+++ Material to process
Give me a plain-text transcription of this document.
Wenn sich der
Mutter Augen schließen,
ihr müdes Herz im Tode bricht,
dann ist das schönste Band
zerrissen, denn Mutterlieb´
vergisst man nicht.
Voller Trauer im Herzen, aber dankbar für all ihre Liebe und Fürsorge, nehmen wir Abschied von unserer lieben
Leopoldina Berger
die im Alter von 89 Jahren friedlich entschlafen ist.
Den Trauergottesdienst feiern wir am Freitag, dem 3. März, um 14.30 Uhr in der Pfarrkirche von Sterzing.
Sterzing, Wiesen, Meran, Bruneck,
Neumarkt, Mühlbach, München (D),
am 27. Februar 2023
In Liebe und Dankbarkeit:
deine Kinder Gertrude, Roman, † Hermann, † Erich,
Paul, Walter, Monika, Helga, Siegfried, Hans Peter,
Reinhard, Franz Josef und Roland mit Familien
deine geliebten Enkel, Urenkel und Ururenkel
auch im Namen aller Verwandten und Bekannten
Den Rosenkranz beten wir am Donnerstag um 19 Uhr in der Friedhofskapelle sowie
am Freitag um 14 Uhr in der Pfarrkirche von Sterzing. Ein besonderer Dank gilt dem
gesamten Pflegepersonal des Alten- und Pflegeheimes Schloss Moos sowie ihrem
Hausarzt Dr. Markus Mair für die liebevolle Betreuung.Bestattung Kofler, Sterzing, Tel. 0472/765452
++++++
**What is needed**
Copy each line of the data above without altering a single character.

**Answer to this problem**
Give me a plain-text transcription of this document.
Wenn sich der
Mutter Augen schließen,
ihr müdes Herz im Tode bricht,
dann ist das schönste Band
zerrissen, denn Mutterlieb´
vergisst man nicht.
Voller Trauer im Herzen, aber dankbar für all ihre Liebe und Fürsorge, nehmen wir Abschied von unserer lieben
Leopoldina Berger
die im Alter von 89 Jahren friedlich entschlafen ist.
Den Trauergottesdienst feiern wir am Freitag, dem 3. März, um 14.30 Uhr in der Pfarrkirche von Sterzing.
Sterzing, Wiesen, Meran, Bruneck,
Neumarkt, Mühlbach, München (D),
am 27. Februar 2023
In Liebe und Dankbarkeit:
deine Kinder Gertrude, Roman, † Hermann, † Erich,
Paul, Walter, Monika, Helga, Siegfried, Hans Peter,
Reinhard, Franz Josef und Roland mit Familien
deine geliebten Enkel, Urenkel und Ururenkel
auch im Namen aller Verwandten und Bekannten
Den Rosenkranz beten wir am Donnerstag um 19 Uhr in der Friedhofskapelle sowie
am Freitag um 14 Uhr in der Pfarrkirche von Sterzing. Ein besonderer Dank gilt dem
gesamten Pflegepersonal des Alten- und Pflegeheimes Schloss Moos sowie ihrem
Hausarzt Dr. Markus Mair für die liebevolle Betreuung.Bestattung Kofler, Sterzing, Tel. 0472/765452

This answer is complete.